The exercise => Answer with one number only: the number of lines that include the word "title".

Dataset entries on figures
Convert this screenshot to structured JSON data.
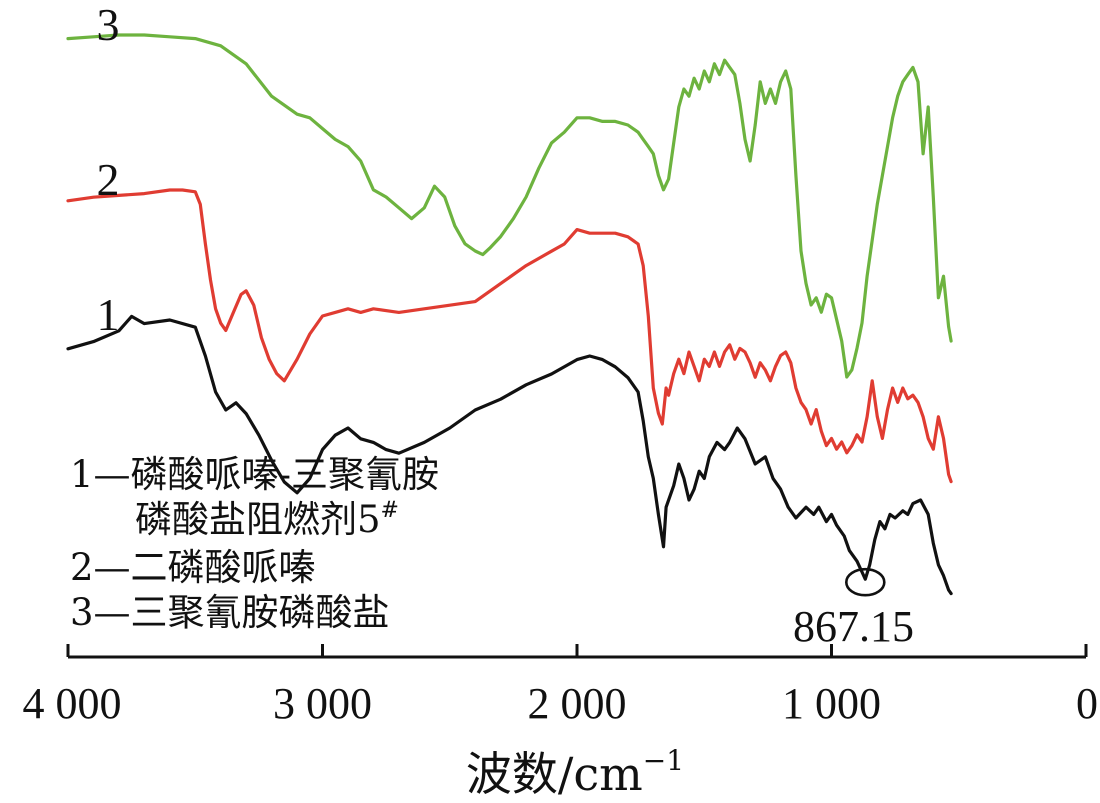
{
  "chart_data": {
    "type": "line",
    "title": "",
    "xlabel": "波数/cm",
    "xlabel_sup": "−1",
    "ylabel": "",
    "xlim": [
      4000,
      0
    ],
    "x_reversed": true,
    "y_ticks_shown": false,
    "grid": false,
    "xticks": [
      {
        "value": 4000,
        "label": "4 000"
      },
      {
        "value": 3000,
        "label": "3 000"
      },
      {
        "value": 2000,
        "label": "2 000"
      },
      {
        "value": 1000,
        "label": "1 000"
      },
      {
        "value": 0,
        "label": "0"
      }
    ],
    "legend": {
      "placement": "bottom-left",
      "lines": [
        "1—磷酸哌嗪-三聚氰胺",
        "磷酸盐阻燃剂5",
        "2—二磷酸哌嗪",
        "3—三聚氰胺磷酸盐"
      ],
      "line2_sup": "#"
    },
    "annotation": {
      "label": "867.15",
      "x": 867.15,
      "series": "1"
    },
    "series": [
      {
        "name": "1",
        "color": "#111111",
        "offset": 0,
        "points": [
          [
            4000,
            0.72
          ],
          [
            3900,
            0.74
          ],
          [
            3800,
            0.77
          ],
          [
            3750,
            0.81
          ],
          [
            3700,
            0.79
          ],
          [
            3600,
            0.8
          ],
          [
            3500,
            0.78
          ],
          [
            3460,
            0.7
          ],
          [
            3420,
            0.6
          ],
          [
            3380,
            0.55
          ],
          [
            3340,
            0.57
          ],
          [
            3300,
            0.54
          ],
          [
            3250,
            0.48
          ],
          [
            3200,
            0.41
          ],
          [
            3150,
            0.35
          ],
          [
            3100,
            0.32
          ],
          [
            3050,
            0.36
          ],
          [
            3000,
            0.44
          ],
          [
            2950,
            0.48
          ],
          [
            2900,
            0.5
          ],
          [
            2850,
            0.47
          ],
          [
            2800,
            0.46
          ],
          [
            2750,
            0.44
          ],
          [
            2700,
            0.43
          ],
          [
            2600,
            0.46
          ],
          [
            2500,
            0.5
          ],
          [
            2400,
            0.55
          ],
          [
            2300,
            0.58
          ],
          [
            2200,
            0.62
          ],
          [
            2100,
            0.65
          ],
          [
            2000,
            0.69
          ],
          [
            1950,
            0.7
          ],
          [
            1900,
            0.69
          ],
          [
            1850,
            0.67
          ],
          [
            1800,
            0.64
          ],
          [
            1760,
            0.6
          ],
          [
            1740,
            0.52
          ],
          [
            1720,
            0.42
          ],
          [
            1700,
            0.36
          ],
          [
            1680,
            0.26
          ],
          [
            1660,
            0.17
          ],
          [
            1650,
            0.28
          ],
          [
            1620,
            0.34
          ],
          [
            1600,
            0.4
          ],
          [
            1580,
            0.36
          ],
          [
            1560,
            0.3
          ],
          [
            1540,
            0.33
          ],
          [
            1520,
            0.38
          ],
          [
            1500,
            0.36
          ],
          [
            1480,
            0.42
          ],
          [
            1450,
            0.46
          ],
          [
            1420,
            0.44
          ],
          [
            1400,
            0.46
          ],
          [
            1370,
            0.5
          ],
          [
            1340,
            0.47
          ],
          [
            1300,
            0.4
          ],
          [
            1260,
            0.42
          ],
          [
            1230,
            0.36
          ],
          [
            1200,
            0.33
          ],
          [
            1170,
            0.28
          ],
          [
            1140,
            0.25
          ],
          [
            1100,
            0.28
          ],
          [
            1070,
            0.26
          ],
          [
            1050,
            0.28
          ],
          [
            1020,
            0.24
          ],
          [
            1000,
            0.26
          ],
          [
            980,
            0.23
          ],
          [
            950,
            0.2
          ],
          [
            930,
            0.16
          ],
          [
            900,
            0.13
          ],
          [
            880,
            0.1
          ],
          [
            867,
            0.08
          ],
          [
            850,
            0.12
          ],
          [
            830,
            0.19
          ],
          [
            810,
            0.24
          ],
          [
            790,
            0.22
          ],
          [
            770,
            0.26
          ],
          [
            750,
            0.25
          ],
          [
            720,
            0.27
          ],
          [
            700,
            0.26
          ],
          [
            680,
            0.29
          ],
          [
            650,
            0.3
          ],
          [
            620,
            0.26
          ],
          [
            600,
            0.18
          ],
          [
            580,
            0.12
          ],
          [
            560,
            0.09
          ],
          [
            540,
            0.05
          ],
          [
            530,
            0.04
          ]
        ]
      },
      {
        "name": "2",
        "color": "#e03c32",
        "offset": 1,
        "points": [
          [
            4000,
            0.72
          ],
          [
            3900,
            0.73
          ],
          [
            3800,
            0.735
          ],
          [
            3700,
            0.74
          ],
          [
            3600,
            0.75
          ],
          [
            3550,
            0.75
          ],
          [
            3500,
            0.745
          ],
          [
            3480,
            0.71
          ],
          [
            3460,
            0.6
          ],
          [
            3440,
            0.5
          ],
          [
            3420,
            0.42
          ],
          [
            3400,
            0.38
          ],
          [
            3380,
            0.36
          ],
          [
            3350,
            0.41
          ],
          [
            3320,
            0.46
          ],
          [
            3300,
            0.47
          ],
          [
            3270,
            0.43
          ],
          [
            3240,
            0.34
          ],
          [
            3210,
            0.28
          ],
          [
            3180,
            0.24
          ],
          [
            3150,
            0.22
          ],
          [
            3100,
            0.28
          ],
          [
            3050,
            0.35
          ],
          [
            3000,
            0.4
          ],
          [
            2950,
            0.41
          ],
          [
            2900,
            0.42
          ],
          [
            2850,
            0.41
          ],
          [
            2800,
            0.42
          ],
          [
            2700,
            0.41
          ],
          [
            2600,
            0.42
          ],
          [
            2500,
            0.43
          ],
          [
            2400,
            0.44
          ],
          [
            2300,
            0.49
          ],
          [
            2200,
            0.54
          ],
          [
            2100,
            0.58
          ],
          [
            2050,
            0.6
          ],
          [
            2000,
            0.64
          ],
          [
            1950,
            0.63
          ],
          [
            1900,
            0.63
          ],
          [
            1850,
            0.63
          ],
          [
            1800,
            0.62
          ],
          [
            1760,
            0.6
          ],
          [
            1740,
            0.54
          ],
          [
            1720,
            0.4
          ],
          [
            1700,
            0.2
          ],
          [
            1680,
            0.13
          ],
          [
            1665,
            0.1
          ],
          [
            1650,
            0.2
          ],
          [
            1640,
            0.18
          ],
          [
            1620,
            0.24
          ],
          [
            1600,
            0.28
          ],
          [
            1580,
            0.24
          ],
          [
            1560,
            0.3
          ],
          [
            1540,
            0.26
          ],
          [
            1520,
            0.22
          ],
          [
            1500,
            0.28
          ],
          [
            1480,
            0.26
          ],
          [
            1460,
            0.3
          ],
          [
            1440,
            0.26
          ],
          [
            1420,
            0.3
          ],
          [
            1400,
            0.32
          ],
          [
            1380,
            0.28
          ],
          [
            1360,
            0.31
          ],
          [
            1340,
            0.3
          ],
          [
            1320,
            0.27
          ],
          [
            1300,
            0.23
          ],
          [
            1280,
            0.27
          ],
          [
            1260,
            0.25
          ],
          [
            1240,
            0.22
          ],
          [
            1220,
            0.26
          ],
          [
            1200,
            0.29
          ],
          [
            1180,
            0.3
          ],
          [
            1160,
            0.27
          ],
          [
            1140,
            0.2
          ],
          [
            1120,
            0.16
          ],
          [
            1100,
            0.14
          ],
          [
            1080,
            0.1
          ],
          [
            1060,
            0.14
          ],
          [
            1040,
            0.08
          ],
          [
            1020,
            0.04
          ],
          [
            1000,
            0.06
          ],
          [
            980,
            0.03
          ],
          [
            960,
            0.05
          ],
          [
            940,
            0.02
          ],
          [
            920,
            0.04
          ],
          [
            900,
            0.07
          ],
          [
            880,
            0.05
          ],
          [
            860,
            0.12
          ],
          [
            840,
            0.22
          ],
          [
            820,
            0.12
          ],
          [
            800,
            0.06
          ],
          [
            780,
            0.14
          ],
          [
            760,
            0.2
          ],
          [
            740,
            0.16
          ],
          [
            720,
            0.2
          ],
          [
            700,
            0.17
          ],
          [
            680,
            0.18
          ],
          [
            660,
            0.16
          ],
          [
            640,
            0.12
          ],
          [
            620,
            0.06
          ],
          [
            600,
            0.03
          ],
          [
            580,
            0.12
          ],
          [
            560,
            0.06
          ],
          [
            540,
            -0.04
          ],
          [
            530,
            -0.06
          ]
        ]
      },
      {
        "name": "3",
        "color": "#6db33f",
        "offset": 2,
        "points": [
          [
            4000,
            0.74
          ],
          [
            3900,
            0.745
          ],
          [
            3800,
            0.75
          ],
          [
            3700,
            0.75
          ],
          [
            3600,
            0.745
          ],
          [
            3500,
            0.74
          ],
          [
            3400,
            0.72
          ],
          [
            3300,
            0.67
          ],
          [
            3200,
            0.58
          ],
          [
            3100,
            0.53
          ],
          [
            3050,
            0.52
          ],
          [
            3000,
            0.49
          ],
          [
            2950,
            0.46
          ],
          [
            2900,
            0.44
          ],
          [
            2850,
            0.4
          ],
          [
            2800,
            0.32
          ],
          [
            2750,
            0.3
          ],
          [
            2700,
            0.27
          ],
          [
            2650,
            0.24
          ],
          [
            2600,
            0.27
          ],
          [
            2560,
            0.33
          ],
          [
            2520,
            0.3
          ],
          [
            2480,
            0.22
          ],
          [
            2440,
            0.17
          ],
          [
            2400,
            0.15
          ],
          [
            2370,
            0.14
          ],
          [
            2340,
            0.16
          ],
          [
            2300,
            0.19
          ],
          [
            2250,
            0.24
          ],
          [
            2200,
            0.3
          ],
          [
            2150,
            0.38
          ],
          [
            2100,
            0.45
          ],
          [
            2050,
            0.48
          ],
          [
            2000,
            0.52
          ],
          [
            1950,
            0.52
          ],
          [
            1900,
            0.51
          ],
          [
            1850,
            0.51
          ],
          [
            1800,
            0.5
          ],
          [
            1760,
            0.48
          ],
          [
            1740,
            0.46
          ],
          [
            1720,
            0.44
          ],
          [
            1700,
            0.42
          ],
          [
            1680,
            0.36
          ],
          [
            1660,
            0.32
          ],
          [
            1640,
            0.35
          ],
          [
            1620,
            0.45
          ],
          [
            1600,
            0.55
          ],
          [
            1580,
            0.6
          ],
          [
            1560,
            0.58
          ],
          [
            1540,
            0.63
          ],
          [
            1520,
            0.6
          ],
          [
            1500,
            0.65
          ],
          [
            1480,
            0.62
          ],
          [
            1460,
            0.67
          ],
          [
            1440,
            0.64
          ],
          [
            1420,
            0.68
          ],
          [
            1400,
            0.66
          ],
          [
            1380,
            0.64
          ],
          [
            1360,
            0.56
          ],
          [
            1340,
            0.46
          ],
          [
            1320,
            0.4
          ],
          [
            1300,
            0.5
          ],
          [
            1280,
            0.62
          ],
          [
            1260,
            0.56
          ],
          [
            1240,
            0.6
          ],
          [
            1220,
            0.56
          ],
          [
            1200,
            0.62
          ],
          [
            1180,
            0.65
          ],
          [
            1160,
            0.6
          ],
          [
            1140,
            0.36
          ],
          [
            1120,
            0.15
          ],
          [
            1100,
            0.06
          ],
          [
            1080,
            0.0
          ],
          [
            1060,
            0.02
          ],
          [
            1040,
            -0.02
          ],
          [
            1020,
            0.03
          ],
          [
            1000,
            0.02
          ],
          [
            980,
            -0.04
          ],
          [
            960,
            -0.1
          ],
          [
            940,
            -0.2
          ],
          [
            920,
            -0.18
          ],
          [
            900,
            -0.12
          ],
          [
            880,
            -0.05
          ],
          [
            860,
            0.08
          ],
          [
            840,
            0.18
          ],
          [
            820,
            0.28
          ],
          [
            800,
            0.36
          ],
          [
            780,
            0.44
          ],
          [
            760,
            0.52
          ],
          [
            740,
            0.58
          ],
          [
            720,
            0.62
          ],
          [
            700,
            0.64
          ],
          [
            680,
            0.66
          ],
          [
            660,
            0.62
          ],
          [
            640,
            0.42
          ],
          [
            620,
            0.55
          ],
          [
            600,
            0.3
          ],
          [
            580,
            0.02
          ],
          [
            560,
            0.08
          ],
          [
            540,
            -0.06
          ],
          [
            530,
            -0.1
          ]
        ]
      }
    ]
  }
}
* * *
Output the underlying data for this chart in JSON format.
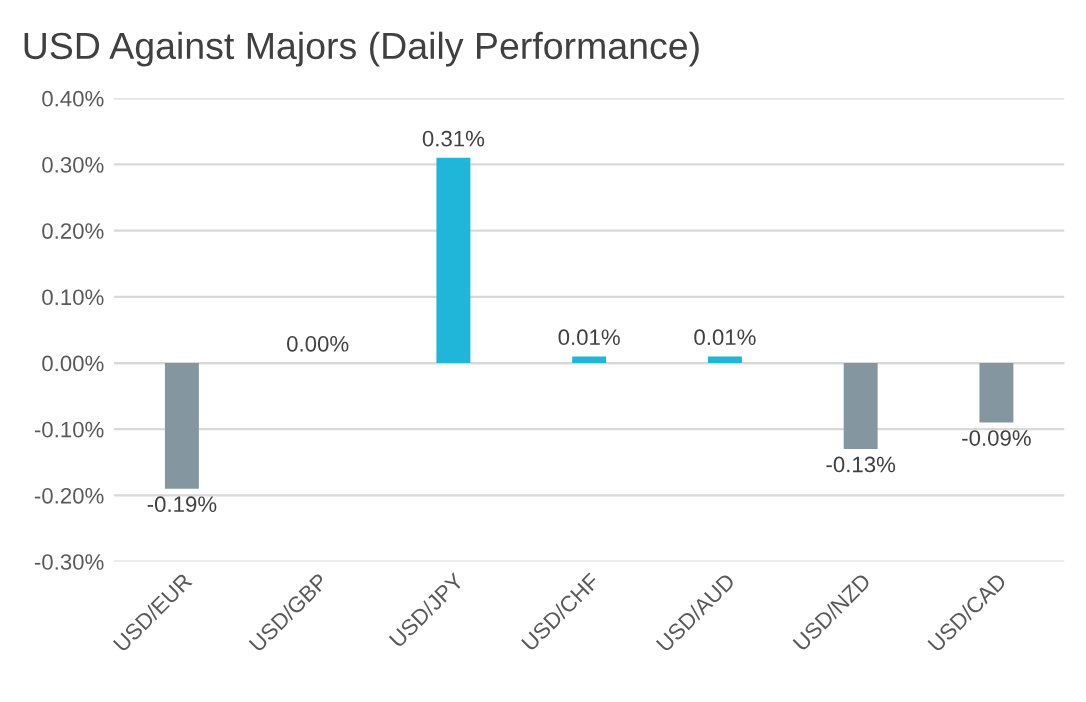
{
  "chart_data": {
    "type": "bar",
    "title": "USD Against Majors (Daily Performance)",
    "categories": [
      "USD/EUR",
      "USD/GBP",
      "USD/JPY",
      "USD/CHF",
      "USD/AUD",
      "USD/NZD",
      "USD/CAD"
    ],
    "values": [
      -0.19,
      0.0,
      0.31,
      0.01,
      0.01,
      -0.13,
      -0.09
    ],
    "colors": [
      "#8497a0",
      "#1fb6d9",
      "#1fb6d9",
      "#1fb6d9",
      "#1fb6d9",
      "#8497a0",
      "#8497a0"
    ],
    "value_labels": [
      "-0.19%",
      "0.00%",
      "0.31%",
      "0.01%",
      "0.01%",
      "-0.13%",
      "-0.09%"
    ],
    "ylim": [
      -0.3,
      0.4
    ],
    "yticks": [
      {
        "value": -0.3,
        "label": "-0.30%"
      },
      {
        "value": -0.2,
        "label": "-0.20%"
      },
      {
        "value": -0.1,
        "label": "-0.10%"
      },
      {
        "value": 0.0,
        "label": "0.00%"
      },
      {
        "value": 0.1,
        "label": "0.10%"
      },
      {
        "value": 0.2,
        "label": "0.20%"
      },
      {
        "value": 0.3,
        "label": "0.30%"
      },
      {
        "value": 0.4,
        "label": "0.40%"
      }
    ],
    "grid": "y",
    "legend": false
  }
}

Task answer => 2